What is expected: Using the entries that follow, count the lines containing the word "this" and give that number by itself.

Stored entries
# # # # #
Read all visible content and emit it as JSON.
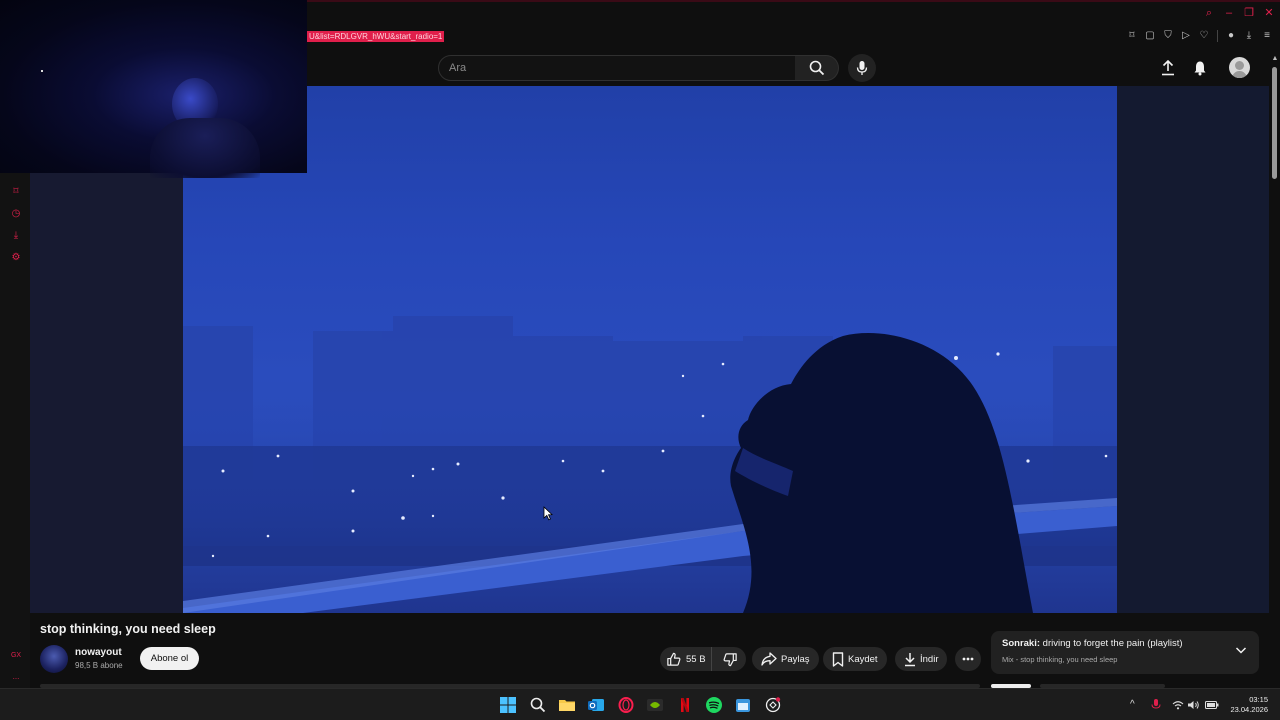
{
  "browser": {
    "url_highlight": "U&list=RDLGVR_hWU&start_radio=1",
    "window_controls": [
      "search-icon",
      "minimize-icon",
      "restore-icon",
      "close-icon"
    ],
    "extension_icons": [
      "pin-icon",
      "snapshot-icon",
      "shield-icon",
      "play-icon",
      "heart-icon",
      "profile-icon",
      "download-icon",
      "menu-icon"
    ]
  },
  "header": {
    "search_placeholder": "Ara",
    "icons": [
      "search-icon",
      "mic-icon",
      "upload-icon",
      "bell-icon",
      "avatar"
    ]
  },
  "sidebar": {
    "icons": [
      "pin-icon",
      "clock-icon",
      "download-icon",
      "settings-icon"
    ],
    "bottom_labels": [
      "GX",
      "..."
    ]
  },
  "video": {
    "title": "stop thinking, you need sleep",
    "channel": {
      "name": "nowayout",
      "subscribers": "98,5 B abone",
      "subscribe_label": "Abone ol"
    },
    "actions": {
      "likes": "55 B",
      "share": "Paylaş",
      "save": "Kaydet",
      "download": "İndir"
    }
  },
  "next_up": {
    "prefix": "Sonraki:",
    "title": "driving to forget the pain (playlist)",
    "subtitle": "Mix - stop thinking, you need sleep"
  },
  "taskbar": {
    "apps": [
      "windows-start-icon",
      "search-icon",
      "file-explorer-icon",
      "outlook-icon",
      "opera-gx-icon",
      "nvidia-icon",
      "netflix-icon",
      "spotify-icon",
      "calendar-icon",
      "chatgpt-icon"
    ],
    "tray": [
      "chevron-up-icon",
      "mic-icon",
      "wifi-icon",
      "volume-icon",
      "battery-icon"
    ],
    "time": "03:15",
    "date": "23.04.2026"
  },
  "colors": {
    "accent": "#e0204c",
    "background": "#0f0f0f",
    "video_blue": "#2a4cbd"
  }
}
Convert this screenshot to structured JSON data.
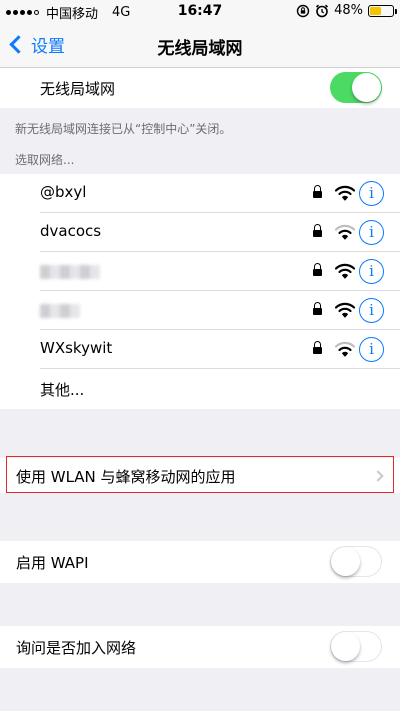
{
  "status_bar": {
    "carrier": "中国移动",
    "network": "4G",
    "time": "16:47",
    "battery": "48%",
    "battery_level": 0.48,
    "battery_color": "#f5c400"
  },
  "nav": {
    "back_label": "设置",
    "title": "无线局域网"
  },
  "wlan": {
    "label": "无线局域网",
    "enabled": true,
    "toggle_color": "#4cd964"
  },
  "note": "新无线局域网连接已从“控制中心”关闭。",
  "choose_label": "选取网络...",
  "networks": [
    {
      "name": "@bxyl",
      "locked": true,
      "signal": "full"
    },
    {
      "name": "dvacocs",
      "locked": true,
      "signal": "medium"
    },
    {
      "name": "",
      "locked": true,
      "signal": "full"
    },
    {
      "name": "",
      "locked": true,
      "signal": "full"
    },
    {
      "name": "WXskywit",
      "locked": true,
      "signal": "medium"
    }
  ],
  "other_label": "其他...",
  "apps_row": {
    "label": "使用 WLAN 与蜂窝移动网的应用"
  },
  "wapi": {
    "label": "启用 WAPI",
    "enabled": false
  },
  "ask_join": {
    "label": "询问是否加入网络",
    "enabled": false
  },
  "accent_color": "#0a7aff",
  "highlight_color": "#e3282f"
}
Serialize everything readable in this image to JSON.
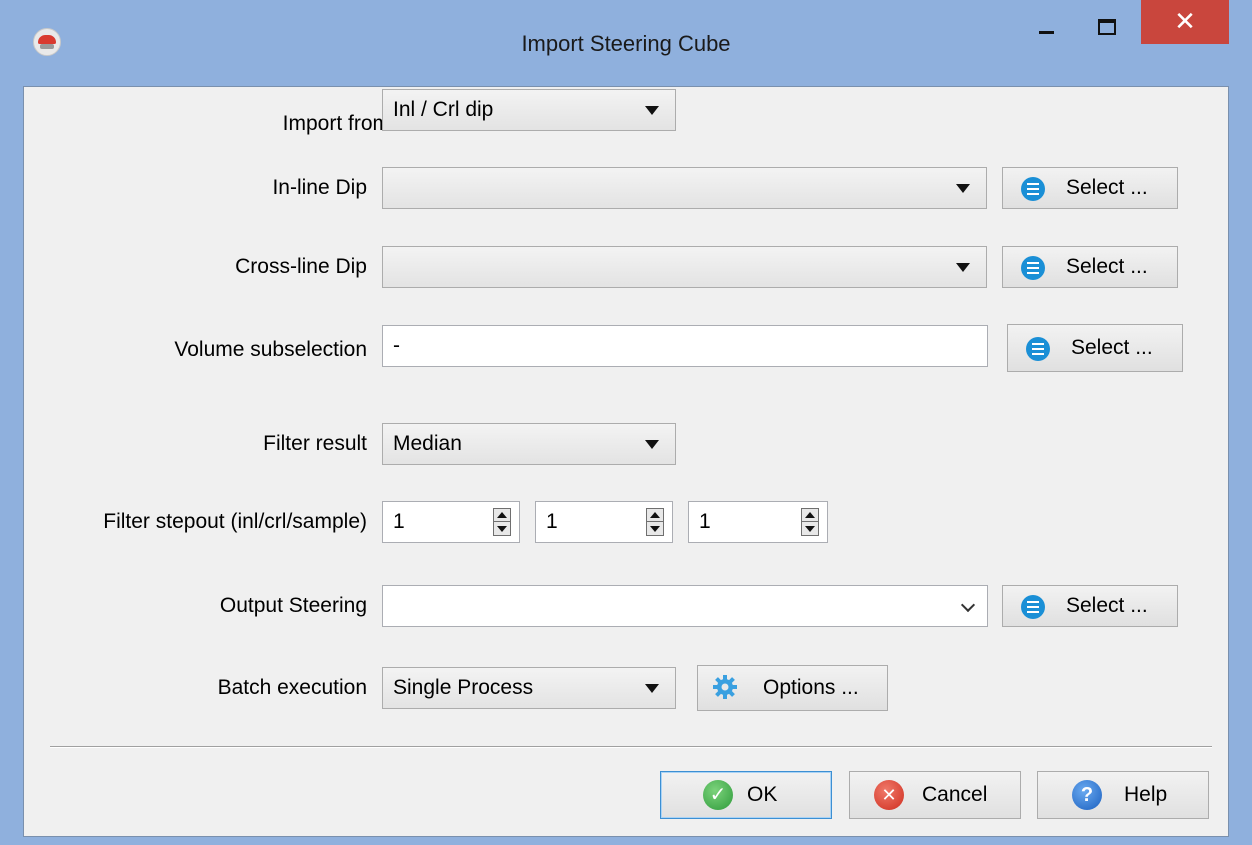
{
  "window": {
    "title": "Import Steering Cube",
    "app_icon": "opendtect-icon",
    "controls": {
      "minimize": "minimize-icon",
      "maximize": "maximize-icon",
      "close": "✕"
    }
  },
  "form": {
    "import_from": {
      "label": "Import from",
      "value": "Inl / Crl dip"
    },
    "inline_dip": {
      "label": "In-line Dip",
      "value": "",
      "select_label": "Select ..."
    },
    "crossline_dip": {
      "label": "Cross-line Dip",
      "value": "",
      "select_label": "Select ..."
    },
    "volume_subselection": {
      "label": "Volume subselection",
      "value": "-",
      "select_label": "Select ..."
    },
    "filter_result": {
      "label": "Filter result",
      "value": "Median"
    },
    "filter_stepout": {
      "label": "Filter stepout (inl/crl/sample)",
      "values": [
        "1",
        "1",
        "1"
      ]
    },
    "output_steering": {
      "label": "Output Steering",
      "value": "",
      "select_label": "Select ..."
    },
    "batch_execution": {
      "label": "Batch execution",
      "value": "Single Process",
      "options_label": "Options ..."
    }
  },
  "footer": {
    "ok": "OK",
    "cancel": "Cancel",
    "help": "Help"
  },
  "colors": {
    "titlebar": "#8fb0dd",
    "close_button": "#c9463d",
    "dialog_bg": "#f0f0f0",
    "select_icon": "#1a8fd6"
  }
}
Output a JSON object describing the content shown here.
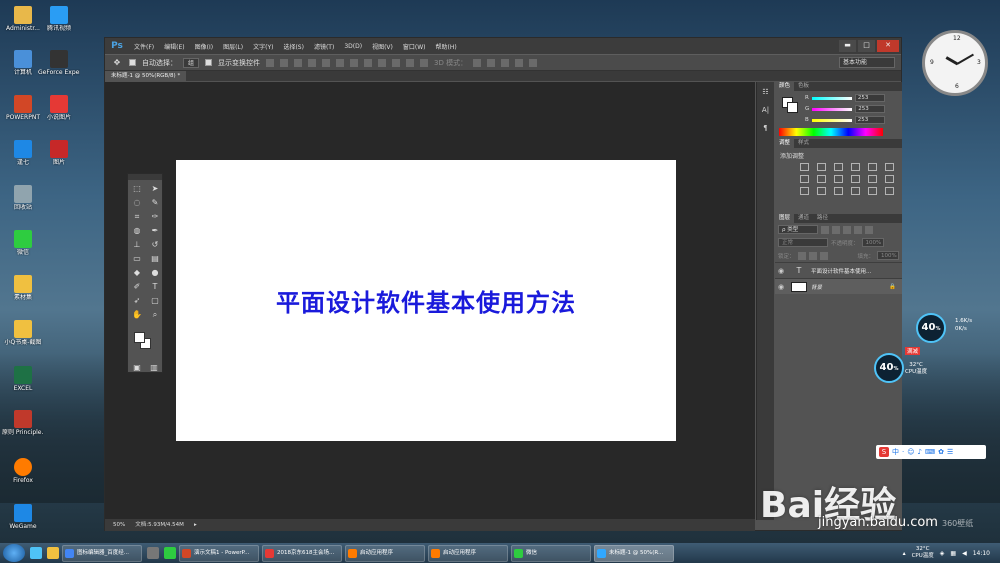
{
  "desktop": {
    "icons": [
      {
        "label": "Administr...",
        "color": "#e8b84a"
      },
      {
        "label": "腾讯视频",
        "color": "#2a9df4"
      },
      {
        "label": "计算机",
        "color": "#4a90d9"
      },
      {
        "label": "GeForce Experience",
        "color": "#76b900"
      },
      {
        "label": "POWERPNT",
        "color": "#d24726"
      },
      {
        "label": "小说图片",
        "color": "#e53935"
      },
      {
        "label": "逢七",
        "color": "#1e88e5"
      },
      {
        "label": "图片",
        "color": "#c62828"
      },
      {
        "label": "回收站",
        "color": "#90a4ae"
      },
      {
        "label": "微信",
        "color": "#2ecc40"
      },
      {
        "label": "素材集",
        "color": "#f0c040"
      },
      {
        "label": "小Q书桌-截图",
        "color": "#f0c040"
      },
      {
        "label": "EXCEL",
        "color": "#1e7145"
      },
      {
        "label": "原则 Principle...",
        "color": "#c0392b"
      },
      {
        "label": "Firefox",
        "color": "#ff7b00"
      },
      {
        "label": "WeGame",
        "color": "#1e88e5"
      }
    ]
  },
  "photoshop": {
    "logo": "Ps",
    "menu": [
      "文件(F)",
      "编辑(E)",
      "图像(I)",
      "图层(L)",
      "文字(Y)",
      "选择(S)",
      "滤镜(T)",
      "3D(D)",
      "视图(V)",
      "窗口(W)",
      "帮助(H)"
    ],
    "window_controls": {
      "minimize": "▬",
      "maximize": "□",
      "close": "✕"
    },
    "options_bar": {
      "auto_select_label": "自动选择：",
      "auto_select_value": "组",
      "show_transform_label": "显示变换控件",
      "mode_3d_label": "3D 模式：",
      "workspace": "基本功能"
    },
    "document_tab": "未标题-1 @ 50%(RGB/8) *",
    "canvas_text": "平面设计软件基本使用方法",
    "status": {
      "zoom": "50%",
      "doc_size": "文档:5.93M/4.54M"
    },
    "color_panel": {
      "tabs": [
        "颜色",
        "色板"
      ],
      "r": "253",
      "g": "253",
      "b": "253"
    },
    "adjustments_panel": {
      "tabs": [
        "调整",
        "样式"
      ],
      "title": "添加调整"
    },
    "layers_panel": {
      "tabs": [
        "图层",
        "通道",
        "路径"
      ],
      "kind_filter": "ρ 类型",
      "blend_mode": "正常",
      "opacity_label": "不透明度：",
      "opacity_value": "100%",
      "lock_label": "锁定：",
      "fill_label": "填充：",
      "fill_value": "100%",
      "layers": [
        {
          "name": "平面设计软件基本使用...",
          "type": "text"
        },
        {
          "name": "背景",
          "type": "background"
        }
      ]
    }
  },
  "widgets": {
    "gauge_top": "40",
    "gauge_bottom": "40",
    "gauge_unit": "%",
    "speed_up": "1.6K/s",
    "speed_down": "0K/s",
    "cpu_badge": "满减",
    "cpu_temp": "32°C",
    "cpu_label": "CPU温度"
  },
  "watermark": {
    "logo": "Bai经验",
    "url": "jingyan.baidu.com",
    "wallpaper": "360壁纸"
  },
  "taskbar": {
    "items": [
      {
        "label": "图标编辑器_百度经...",
        "color": "#4285f4"
      },
      {
        "label": "演示文稿1 - PowerP...",
        "color": "#d24726"
      },
      {
        "label": "2018京东618主会场...",
        "color": "#e53935"
      },
      {
        "label": "启动应用程序",
        "color": "#ff7b00"
      },
      {
        "label": "启动应用程序",
        "color": "#ff7b00"
      },
      {
        "label": "微信",
        "color": "#2ecc40"
      },
      {
        "label": "未标题-1 @ 50%(R...",
        "color": "#31a8ff"
      }
    ],
    "temp": "32°C",
    "temp_label": "CPU温度",
    "time": "14:10"
  },
  "colors": {
    "ps_blue": "#31a8ff",
    "canvas_text": "#1a1adb"
  }
}
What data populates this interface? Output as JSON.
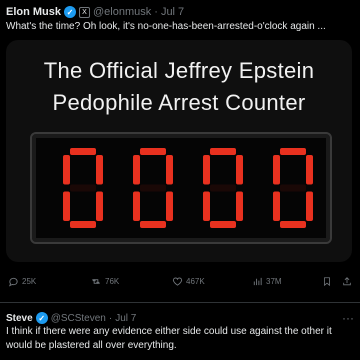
{
  "post": {
    "author_name": "Elon Musk",
    "handle": "@elonmusk",
    "separator": "·",
    "date": "Jul 7",
    "affiliation_label": "X",
    "text": "What's the time? Oh look, it's no-one-has-been-arrested-o'clock again ...",
    "more_label": "···"
  },
  "media": {
    "title_line1": "The Official Jeffrey Epstein",
    "title_line2": "Pedophile Arrest Counter",
    "counter_digits": [
      "0",
      "0",
      "0",
      "0"
    ],
    "counter_color": "#e8311f"
  },
  "actions": {
    "replies": "25K",
    "reposts": "76K",
    "likes": "467K",
    "views": "37M"
  },
  "reply": {
    "author_name": "Steve",
    "handle": "@SCSteven",
    "separator": "·",
    "date": "Jul 7",
    "more_label": "···",
    "text": "I think if there were any evidence either side could use against the other it would be plastered all over everything."
  },
  "colors": {
    "background": "#000000",
    "text": "#e7e9ea",
    "muted": "#71767b",
    "verified": "#1d9bf0"
  }
}
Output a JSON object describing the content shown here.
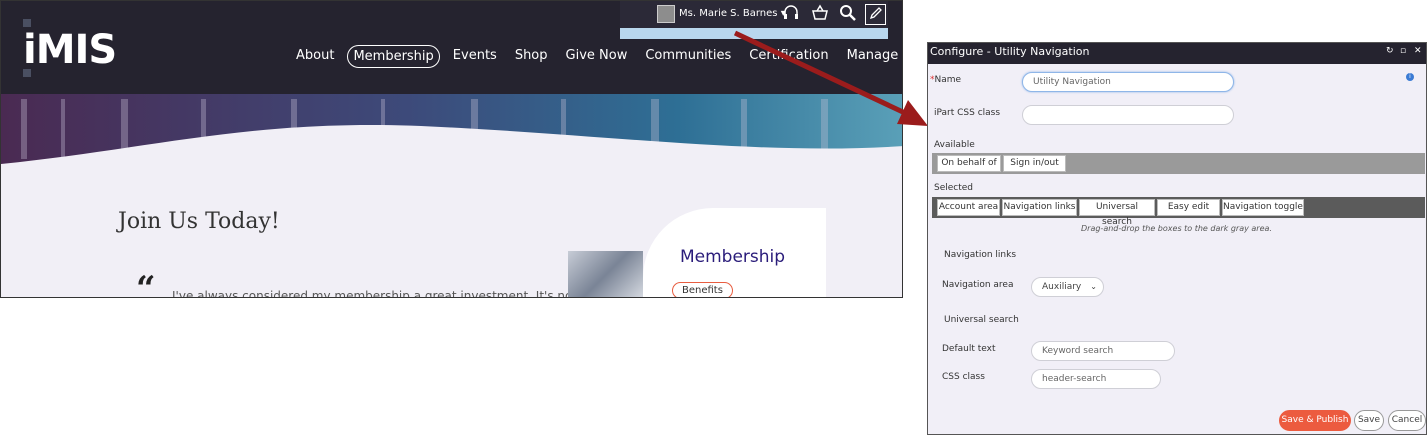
{
  "website": {
    "logo": "iMIS",
    "utility": {
      "user_name": "Ms. Marie S. Barnes",
      "icons": [
        "headset-icon",
        "basket-icon",
        "search-icon",
        "edit-icon"
      ]
    },
    "nav": {
      "items": [
        "About",
        "Membership",
        "Events",
        "Shop",
        "Give Now",
        "Communities",
        "Certification",
        "Manage"
      ],
      "active": "Membership"
    },
    "join_heading": "Join Us Today!",
    "quote_mark": "“",
    "quote_text": "I've always considered my membership a great investment. It's not",
    "card": {
      "title": "Membership",
      "button": "Benefits"
    }
  },
  "dialog": {
    "title": "Configure - Utility Navigation",
    "required_mark": "*",
    "name_label": "Name",
    "name_value": "Utility Navigation",
    "css_label": "iPart CSS class",
    "css_value": "",
    "available_label": "Available",
    "available_items": [
      "On behalf of",
      "Sign in/out"
    ],
    "selected_label": "Selected",
    "selected_items": [
      "Account area",
      "Navigation links",
      "Universal search",
      "Easy edit",
      "Navigation toggle"
    ],
    "hint": "Drag-and-drop the boxes to the dark gray area.",
    "nav_links_heading": "Navigation links",
    "nav_area_label": "Navigation area",
    "nav_area_value": "Auxiliary",
    "universal_search_heading": "Universal search",
    "default_text_label": "Default text",
    "default_text_value": "Keyword search",
    "search_css_label": "CSS class",
    "search_css_value": "header-search",
    "buttons": {
      "save_publish": "Save & Publish",
      "save": "Save",
      "cancel": "Cancel"
    }
  },
  "colors": {
    "header_bg": "#25232f",
    "accent": "#ec5b3f",
    "arrow": "#9b1c1c"
  }
}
# # # # #
Answer in full: 3